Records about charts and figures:

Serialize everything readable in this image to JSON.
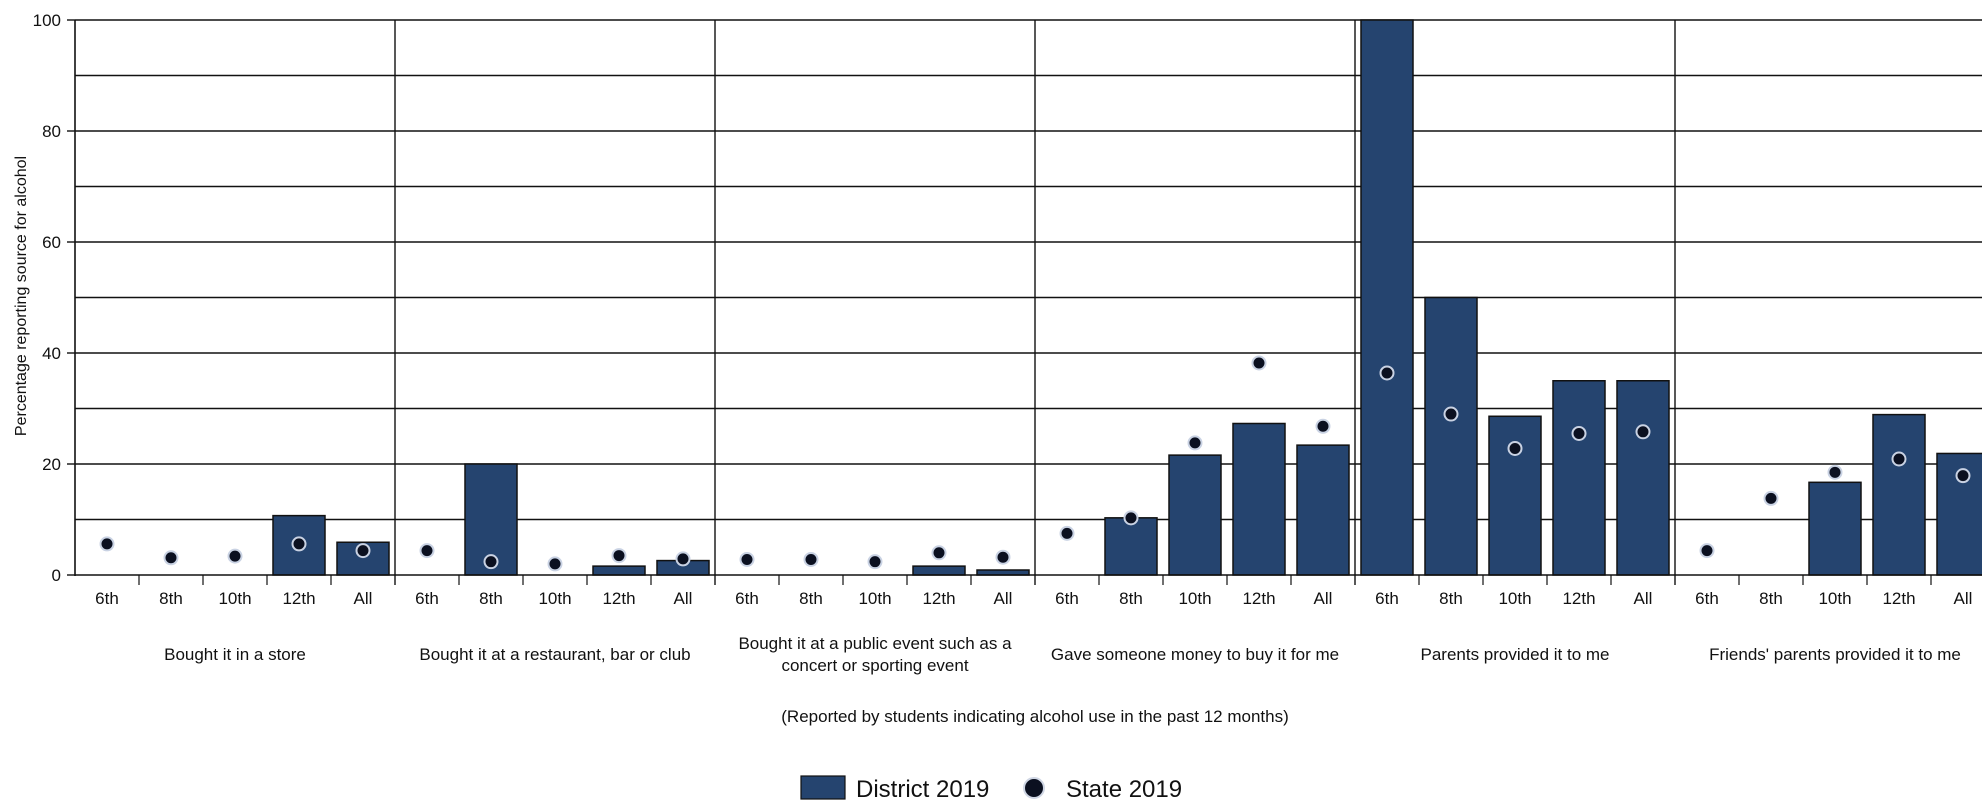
{
  "chart_data": {
    "type": "bar",
    "ylabel": "Percentage reporting source for alcohol",
    "xlabel": "(Reported by students indicating alcohol use in the past 12 months)",
    "ylim": [
      0,
      100
    ],
    "y_ticks": [
      "0",
      "20",
      "40",
      "60",
      "80",
      "100"
    ],
    "grid": true,
    "legend_position": "bottom-center",
    "categories": [
      "6th",
      "8th",
      "10th",
      "12th",
      "All"
    ],
    "groups": [
      "Bought it in a store",
      "Bought it at a restaurant, bar or club",
      "Bought it at a public event such as a concert or sporting event",
      "Gave someone money to buy it for me",
      "Parents provided it to me",
      "Friends' parents provided it to me"
    ],
    "series": [
      {
        "name": "District 2019",
        "marker": "bar",
        "color": "#25446f",
        "values": [
          [
            0,
            0,
            0,
            10.7,
            5.9
          ],
          [
            0,
            20,
            0,
            1.6,
            2.6
          ],
          [
            0,
            0,
            0,
            1.6,
            0.9
          ],
          [
            0,
            10.3,
            21.6,
            27.3,
            23.4
          ],
          [
            100,
            50,
            28.6,
            35,
            35
          ],
          [
            0,
            0,
            16.7,
            28.9,
            21.9
          ]
        ]
      },
      {
        "name": "State 2019",
        "marker": "dot",
        "color": "#0b1020",
        "values": [
          [
            5.6,
            3.1,
            3.4,
            5.6,
            4.4
          ],
          [
            4.4,
            2.4,
            2.0,
            3.5,
            2.9
          ],
          [
            2.8,
            2.8,
            2.4,
            4.0,
            3.2
          ],
          [
            7.5,
            10.3,
            23.8,
            38.2,
            26.8
          ],
          [
            36.4,
            29.0,
            22.8,
            25.5,
            25.8
          ],
          [
            4.4,
            13.8,
            18.5,
            20.9,
            17.9
          ]
        ]
      }
    ]
  }
}
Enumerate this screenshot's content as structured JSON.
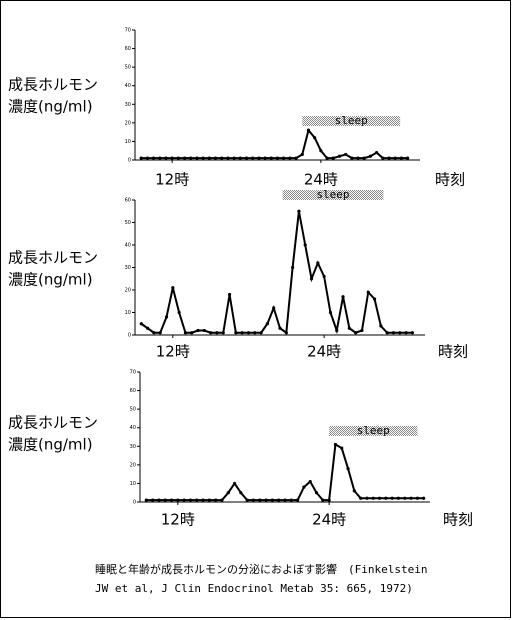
{
  "chart_data": [
    {
      "type": "line",
      "ylabel": [
        "成長ホルモン",
        "濃度(ng/ml)"
      ],
      "xlabel": "時刻",
      "annotation": {
        "text": "sleep",
        "x": [
          22.5,
          30.4
        ]
      },
      "xlim": [
        9,
        32
      ],
      "xticks": [
        {
          "value": 12,
          "label": "12時"
        },
        {
          "value": 24,
          "label": "24時"
        }
      ],
      "ylim": [
        0,
        70
      ],
      "yticks": [
        0,
        10,
        20,
        30,
        40,
        50,
        60,
        70
      ],
      "color": "#000000",
      "x": [
        9.5,
        10,
        10.5,
        11,
        11.5,
        12,
        12.5,
        13,
        13.5,
        14,
        14.5,
        15,
        15.5,
        16,
        16.5,
        17,
        17.5,
        18,
        18.5,
        19,
        19.5,
        20,
        20.5,
        21,
        21.5,
        22,
        22.5,
        23,
        23.5,
        24,
        24.5,
        25,
        25.5,
        26,
        26.5,
        27,
        27.5,
        28,
        28.5,
        29,
        29.5,
        30,
        30.5,
        31
      ],
      "values": [
        1,
        1,
        1,
        1,
        1,
        1,
        1,
        1,
        1,
        1,
        1,
        1,
        1,
        1,
        1,
        1,
        1,
        1,
        1,
        1,
        1,
        1,
        1,
        1,
        1,
        1,
        3,
        16,
        12,
        5,
        1,
        1,
        2,
        3,
        1,
        1,
        1,
        2,
        4,
        1,
        1,
        1,
        1,
        1
      ]
    },
    {
      "type": "line",
      "ylabel": [
        "成長ホルモン",
        "濃度(ng/ml)"
      ],
      "xlabel": "時刻",
      "annotation": {
        "text": "sleep",
        "x": [
          20.7,
          28.7
        ]
      },
      "xlim": [
        9,
        32
      ],
      "xticks": [
        {
          "value": 12,
          "label": "12時"
        },
        {
          "value": 24,
          "label": "24時"
        }
      ],
      "ylim": [
        0,
        60
      ],
      "yticks": [
        0,
        10,
        20,
        30,
        40,
        50,
        60
      ],
      "color": "#000000",
      "x": [
        9.5,
        10,
        10.5,
        11,
        11.5,
        12,
        12.5,
        13,
        13.5,
        14,
        14.5,
        15,
        15.5,
        16,
        16.5,
        17,
        17.5,
        18,
        18.5,
        19,
        19.5,
        20,
        20.5,
        21,
        21.5,
        22,
        22.5,
        23,
        23.5,
        24,
        24.5,
        25,
        25.5,
        26,
        26.5,
        27,
        27.5,
        28,
        28.5,
        29,
        29.5,
        30,
        30.5,
        31
      ],
      "values": [
        5,
        3,
        1,
        1,
        8,
        21,
        10,
        1,
        1,
        2,
        2,
        1,
        1,
        1,
        18,
        1,
        1,
        1,
        1,
        1,
        5,
        12,
        3,
        1,
        30,
        55,
        40,
        25,
        32,
        26,
        10,
        2,
        17,
        3,
        1,
        2,
        19,
        16,
        4,
        1,
        1,
        1,
        1,
        1
      ]
    },
    {
      "type": "line",
      "ylabel": [
        "成長ホルモン",
        "濃度(ng/ml)"
      ],
      "xlabel": "時刻",
      "annotation": {
        "text": "sleep",
        "x": [
          24,
          31
        ]
      },
      "xlim": [
        9,
        32
      ],
      "xticks": [
        {
          "value": 12,
          "label": "12時"
        },
        {
          "value": 24,
          "label": "24時"
        }
      ],
      "ylim": [
        0,
        70
      ],
      "yticks": [
        0,
        10,
        20,
        30,
        40,
        50,
        60,
        70
      ],
      "color": "#000000",
      "x": [
        9.5,
        10,
        10.5,
        11,
        11.5,
        12,
        12.5,
        13,
        13.5,
        14,
        14.5,
        15,
        15.5,
        16,
        16.5,
        17,
        17.5,
        18,
        18.5,
        19,
        19.5,
        20,
        20.5,
        21,
        21.5,
        22,
        22.5,
        23,
        23.5,
        24,
        24.5,
        25,
        25.5,
        26,
        26.5,
        27,
        27.5,
        28,
        28.5,
        29,
        29.5,
        30,
        30.5,
        31,
        31.5
      ],
      "values": [
        1,
        1,
        1,
        1,
        1,
        1,
        1,
        1,
        1,
        1,
        1,
        1,
        1,
        5,
        10,
        5,
        1,
        1,
        1,
        1,
        1,
        1,
        1,
        1,
        1,
        8,
        11,
        5,
        1,
        1,
        31,
        29,
        18,
        6,
        2,
        2,
        2,
        2,
        2,
        2,
        2,
        2,
        2,
        2,
        2
      ]
    }
  ],
  "caption": [
    "睡眠と年齢が成長ホルモンの分泌におよぼす影響　(Finkelstein",
    "JW et al, J Clin Endocrinol Metab 35: 665, 1972)"
  ]
}
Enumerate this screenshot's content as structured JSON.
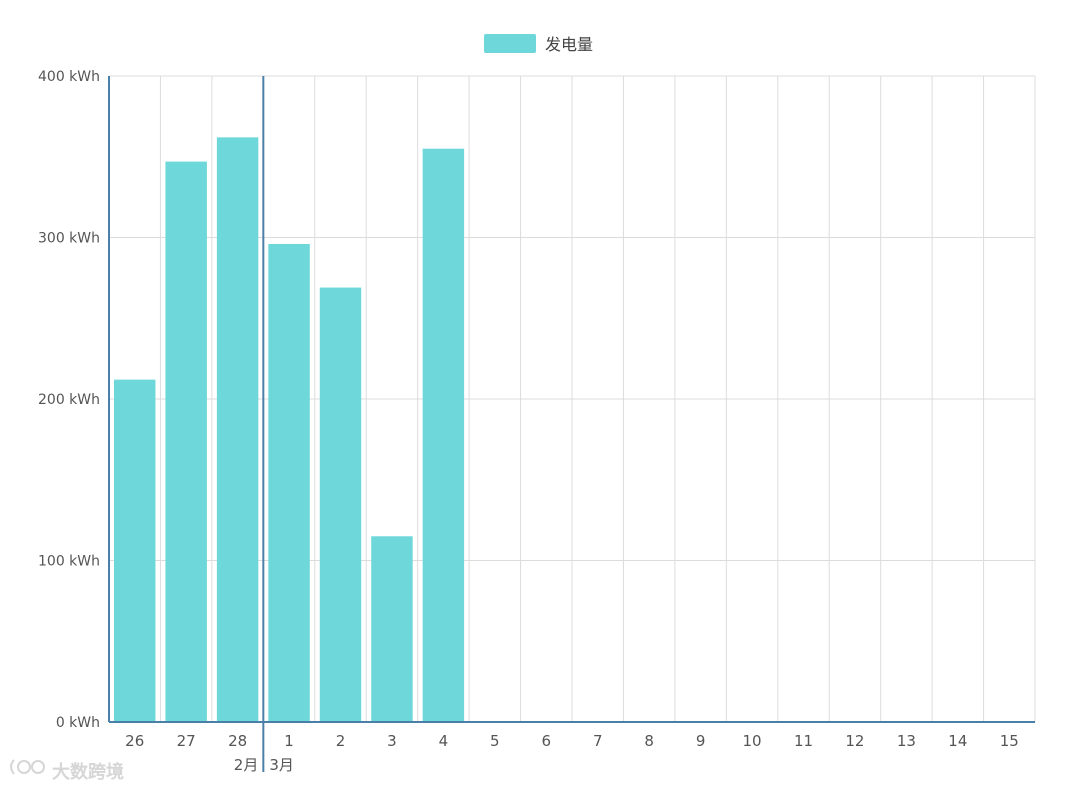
{
  "chart_data": {
    "type": "bar",
    "categories": [
      "26",
      "27",
      "28",
      "1",
      "2",
      "3",
      "4",
      "5",
      "6",
      "7",
      "8",
      "9",
      "10",
      "11",
      "12",
      "13",
      "14",
      "15"
    ],
    "month_labels": [
      {
        "label": "2月",
        "start_index": 0,
        "end_index": 2
      },
      {
        "label": "3月",
        "start_index": 3,
        "end_index": 17
      }
    ],
    "series": [
      {
        "name": "发电量",
        "values": [
          212,
          347,
          362,
          296,
          269,
          115,
          355,
          null,
          null,
          null,
          null,
          null,
          null,
          null,
          null,
          null,
          null,
          null
        ]
      }
    ],
    "ylim": [
      0,
      400
    ],
    "yticks": [
      "0 kWh",
      "100 kWh",
      "200 kWh",
      "300 kWh",
      "400 kWh"
    ],
    "ytick_values": [
      0,
      100,
      200,
      300,
      400
    ],
    "grid": true,
    "legend_position": "top-center",
    "colors": {
      "bar": "#6dd7d9",
      "axis": "#4a7fa8",
      "grid": "#dcdcdc"
    }
  },
  "watermark": {
    "text": "大数跨境"
  }
}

WORK REQUIRED> In the entries above, find each line with the word "Bought" and show it.

EXERCISE SOLUTION>
      "Bought it in a store",
      "Bought it at a restaurant, bar or club",
      "Bought it at a public event such as a concert or sporting event",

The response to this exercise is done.